GIVEN PROBLEM: Return a copy of each line that holds the string "September".

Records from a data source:
####
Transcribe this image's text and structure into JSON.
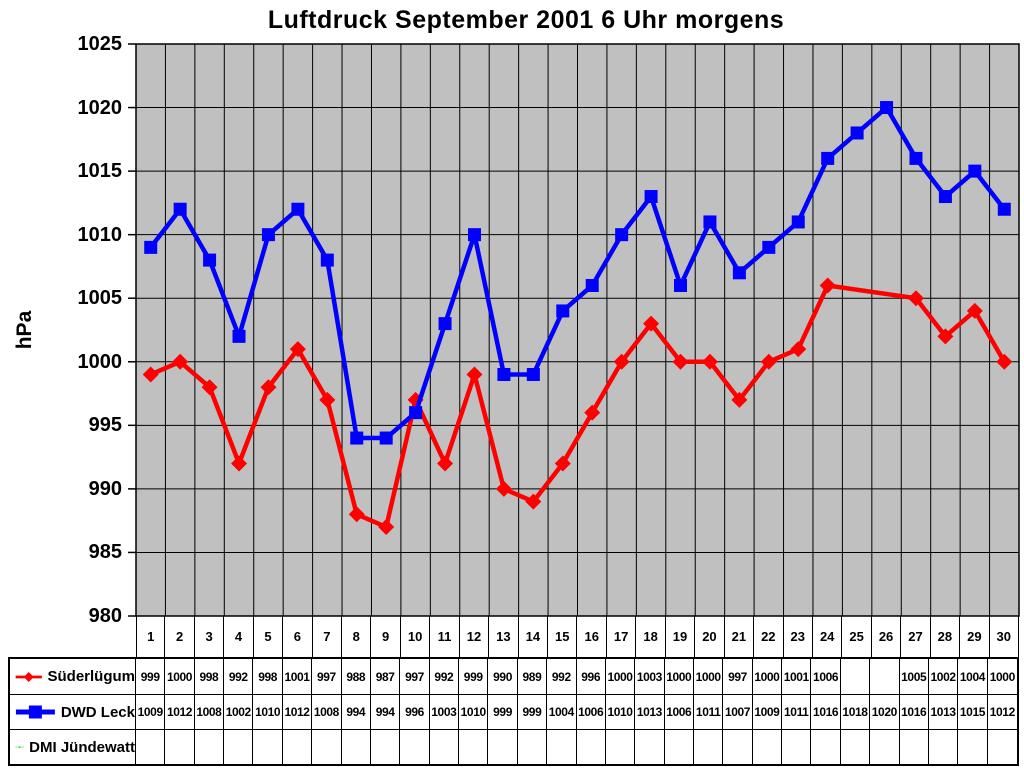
{
  "title": "Luftdruck September 2001 6 Uhr morgens",
  "y_axis": {
    "label": "hPa",
    "ticks": [
      1025,
      1020,
      1015,
      1010,
      1005,
      1000,
      995,
      990,
      985,
      980
    ]
  },
  "chart_data": {
    "type": "line",
    "title": "Luftdruck September 2001 6 Uhr morgens",
    "xlabel": "",
    "ylabel": "hPa",
    "ylim": [
      980,
      1025
    ],
    "grid": true,
    "plot_bg": "#c0c0c0",
    "grid_color": "#000000",
    "legend_position": "bottom-table",
    "x": [
      1,
      2,
      3,
      4,
      5,
      6,
      7,
      8,
      9,
      10,
      11,
      12,
      13,
      14,
      15,
      16,
      17,
      18,
      19,
      20,
      21,
      22,
      23,
      24,
      25,
      26,
      27,
      28,
      29,
      30
    ],
    "series": [
      {
        "name": "Süderlügum",
        "color": "#ff0000",
        "marker": "diamond",
        "values": [
          999,
          1000,
          998,
          992,
          998,
          1001,
          997,
          988,
          987,
          997,
          992,
          999,
          990,
          989,
          992,
          996,
          1000,
          1003,
          1000,
          1000,
          997,
          1000,
          1001,
          1006,
          null,
          null,
          1005,
          1002,
          1004,
          1000
        ]
      },
      {
        "name": "DWD Leck",
        "color": "#0000ff",
        "marker": "square",
        "values": [
          1009,
          1012,
          1008,
          1002,
          1010,
          1012,
          1008,
          994,
          994,
          996,
          1003,
          1010,
          999,
          999,
          1004,
          1006,
          1010,
          1013,
          1006,
          1011,
          1007,
          1009,
          1011,
          1016,
          1018,
          1020,
          1016,
          1013,
          1015,
          1012
        ]
      },
      {
        "name": "DMI Jündewatt",
        "color": "#00cc00",
        "marker": "triangle",
        "values": [
          null,
          null,
          null,
          null,
          null,
          null,
          null,
          null,
          null,
          null,
          null,
          null,
          null,
          null,
          null,
          null,
          null,
          null,
          null,
          null,
          null,
          null,
          null,
          null,
          null,
          null,
          null,
          null,
          null,
          null
        ]
      }
    ]
  }
}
####
SOLUTION TO THIS TASK:
  "title": "Luftdruck September 2001 6 Uhr morgens",
    "title": "Luftdruck September 2001 6 Uhr morgens",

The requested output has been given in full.